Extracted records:
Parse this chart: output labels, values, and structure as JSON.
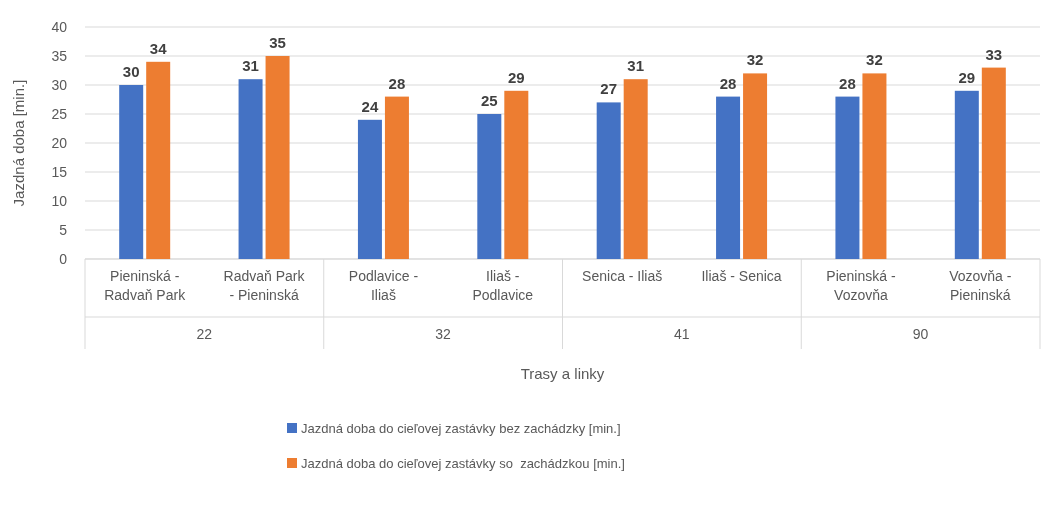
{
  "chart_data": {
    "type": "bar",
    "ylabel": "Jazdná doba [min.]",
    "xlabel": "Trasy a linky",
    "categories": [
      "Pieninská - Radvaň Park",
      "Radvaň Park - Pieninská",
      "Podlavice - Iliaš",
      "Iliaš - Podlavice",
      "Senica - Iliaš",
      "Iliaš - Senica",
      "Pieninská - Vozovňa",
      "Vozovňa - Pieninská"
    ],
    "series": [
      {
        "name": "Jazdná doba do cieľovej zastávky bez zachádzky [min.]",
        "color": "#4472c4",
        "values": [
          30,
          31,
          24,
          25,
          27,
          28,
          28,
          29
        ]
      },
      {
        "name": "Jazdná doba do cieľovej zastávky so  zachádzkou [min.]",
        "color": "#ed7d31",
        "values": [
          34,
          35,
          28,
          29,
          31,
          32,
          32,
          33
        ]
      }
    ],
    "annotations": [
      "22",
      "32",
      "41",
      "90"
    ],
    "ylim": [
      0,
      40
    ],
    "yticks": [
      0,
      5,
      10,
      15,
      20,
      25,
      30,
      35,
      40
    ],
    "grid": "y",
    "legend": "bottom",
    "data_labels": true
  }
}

* EXERCISE TASK *
Count each line of the data where the word "Pieninská" appears, then reply with the total only.

* THE OUTPUT *
4